WHAT TO DO - Reproduce verbatim the stretch of the Phillips 66 text from "Here’s a look" through "Phillips 66 next?".

TEXT SEGMENT -
It’s been a rough month for Texas-based energy firm Phillips 66 (NYSE:PSX). The coronavirus from China coupled with an oil price war has sent shares of PSX stock more than 50% lower in just 1 month. But some bulls say the market sell off has created an entry point for value investors that could pay off immensely once the market picks back up.
Every stock comes with some risk, and Phillips 66 is no exception. However the firm’s solid management and financial strength make it too good to pass up at just $43 per share.
Here’s a look at the bull case for Phillips 66.
PSX Stock’s Dividend is Safe
One of the big reasons investors are willing to wait out turbulence in the energy sector is dividends. Oil and gas companies offer some of the juiciest dividends on Wall Street and PSX stock is no exception. The firm’s dividend yield has climbed to 8.55% adding some cushion for investors.
But a big worry among dividend investors is whether or not dividends will continue to be paid as pressure on the economy ramps up. Big name firms like Boeing (NYSE:BA) and Delta Airlines (NYSE:DAL) have already suspended their dividend payments — so is Phillips 66 next?
Unlikely based on the firm’s financials. Phillips 66 carries $11 billion worth of long-term debt which translates to a debt to equity ratio of 45%. That’s not bad compared to the wider industry. Plus, the firm’s dividend payout ratio of 50% suggests Phillips has plenty of cash to cover dividend payments even if times are tight.
On top of that, management confirmed the security of its dividend payments on Tuesday when CEO Greg Garland said in a statement, “We are taking action to maintain our financial strength to ensure security of our dividend, execute capital growth projects that are near completion, and maintain our strong investment grade credit rating.”

LISTED ENTRIES -
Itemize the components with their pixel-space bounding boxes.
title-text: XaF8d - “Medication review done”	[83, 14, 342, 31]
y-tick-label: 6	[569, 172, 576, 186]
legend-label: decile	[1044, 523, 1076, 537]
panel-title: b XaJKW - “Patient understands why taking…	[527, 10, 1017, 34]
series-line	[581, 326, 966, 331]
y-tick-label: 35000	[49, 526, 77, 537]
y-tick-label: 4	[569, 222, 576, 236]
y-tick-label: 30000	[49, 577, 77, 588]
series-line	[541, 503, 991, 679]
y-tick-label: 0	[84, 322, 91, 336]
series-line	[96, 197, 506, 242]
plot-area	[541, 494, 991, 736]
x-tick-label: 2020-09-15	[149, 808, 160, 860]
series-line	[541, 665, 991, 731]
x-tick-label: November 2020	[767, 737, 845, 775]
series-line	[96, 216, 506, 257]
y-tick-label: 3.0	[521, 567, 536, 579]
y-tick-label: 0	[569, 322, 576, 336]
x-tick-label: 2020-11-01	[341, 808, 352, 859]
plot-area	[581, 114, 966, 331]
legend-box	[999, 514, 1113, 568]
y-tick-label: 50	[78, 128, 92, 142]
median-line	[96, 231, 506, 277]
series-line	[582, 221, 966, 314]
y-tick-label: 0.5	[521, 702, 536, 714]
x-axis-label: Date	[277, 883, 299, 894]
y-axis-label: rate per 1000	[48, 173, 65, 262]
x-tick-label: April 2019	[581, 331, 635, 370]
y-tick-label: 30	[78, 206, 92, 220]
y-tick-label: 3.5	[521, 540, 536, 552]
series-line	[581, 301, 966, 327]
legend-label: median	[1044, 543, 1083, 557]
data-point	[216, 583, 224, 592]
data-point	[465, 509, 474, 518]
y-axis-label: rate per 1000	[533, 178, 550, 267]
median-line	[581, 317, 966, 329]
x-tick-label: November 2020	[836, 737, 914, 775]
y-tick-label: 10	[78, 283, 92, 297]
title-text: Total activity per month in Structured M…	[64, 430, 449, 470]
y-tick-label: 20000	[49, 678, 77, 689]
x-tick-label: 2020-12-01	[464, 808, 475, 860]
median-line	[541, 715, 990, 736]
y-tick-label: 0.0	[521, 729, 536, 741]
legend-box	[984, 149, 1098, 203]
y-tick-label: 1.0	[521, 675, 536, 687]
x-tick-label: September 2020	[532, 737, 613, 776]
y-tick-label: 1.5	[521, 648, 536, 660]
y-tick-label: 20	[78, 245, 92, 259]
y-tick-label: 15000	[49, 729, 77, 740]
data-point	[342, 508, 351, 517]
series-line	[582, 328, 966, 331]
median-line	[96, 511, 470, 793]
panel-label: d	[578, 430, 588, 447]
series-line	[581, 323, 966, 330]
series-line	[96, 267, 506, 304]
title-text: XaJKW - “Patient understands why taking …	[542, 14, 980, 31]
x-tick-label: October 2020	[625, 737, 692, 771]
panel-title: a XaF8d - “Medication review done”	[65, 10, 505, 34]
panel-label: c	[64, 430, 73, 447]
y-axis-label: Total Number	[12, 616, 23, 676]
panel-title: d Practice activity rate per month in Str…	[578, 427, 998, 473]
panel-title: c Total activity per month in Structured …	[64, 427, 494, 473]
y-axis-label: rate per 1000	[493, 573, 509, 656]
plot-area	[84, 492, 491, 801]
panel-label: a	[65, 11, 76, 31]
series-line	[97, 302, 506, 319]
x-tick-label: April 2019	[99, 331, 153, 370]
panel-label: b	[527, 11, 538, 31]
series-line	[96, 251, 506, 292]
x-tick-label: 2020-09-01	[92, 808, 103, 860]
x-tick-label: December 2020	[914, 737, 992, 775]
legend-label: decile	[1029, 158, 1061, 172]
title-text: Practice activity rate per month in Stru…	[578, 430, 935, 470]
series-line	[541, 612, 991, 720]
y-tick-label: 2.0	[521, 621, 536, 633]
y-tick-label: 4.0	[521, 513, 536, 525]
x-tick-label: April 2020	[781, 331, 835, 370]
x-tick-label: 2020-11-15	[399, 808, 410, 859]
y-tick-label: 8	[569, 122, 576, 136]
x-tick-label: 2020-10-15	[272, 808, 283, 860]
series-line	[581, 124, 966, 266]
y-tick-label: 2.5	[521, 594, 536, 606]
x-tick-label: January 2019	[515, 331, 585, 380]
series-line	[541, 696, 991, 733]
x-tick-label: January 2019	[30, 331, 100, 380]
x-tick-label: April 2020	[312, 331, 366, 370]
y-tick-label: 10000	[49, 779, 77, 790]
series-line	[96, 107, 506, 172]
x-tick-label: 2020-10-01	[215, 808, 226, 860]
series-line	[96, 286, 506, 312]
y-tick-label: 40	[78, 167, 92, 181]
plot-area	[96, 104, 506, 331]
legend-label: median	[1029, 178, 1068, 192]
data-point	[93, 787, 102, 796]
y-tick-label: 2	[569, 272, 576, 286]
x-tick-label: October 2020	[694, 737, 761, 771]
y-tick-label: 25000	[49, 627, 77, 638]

RESULT BELOW -
Here’s a look at the bull case for Phillips 66.
PSX Stock’s Dividend is Safe
One of the big reasons investors are willing to wait out turbulence in the energy sector is dividends. Oil and gas companies offer some of the juiciest dividends on Wall Street and PSX stock is no exception. The firm’s dividend yield has climbed to 8.55% adding some cushion for investors.
But a big worry among dividend investors is whether or not dividends will continue to be paid as pressure on the economy ramps up. Big name firms like Boeing (NYSE:BA) and Delta Airlines (NYSE:DAL) have already suspended their dividend payments — so is Phillips 66 next?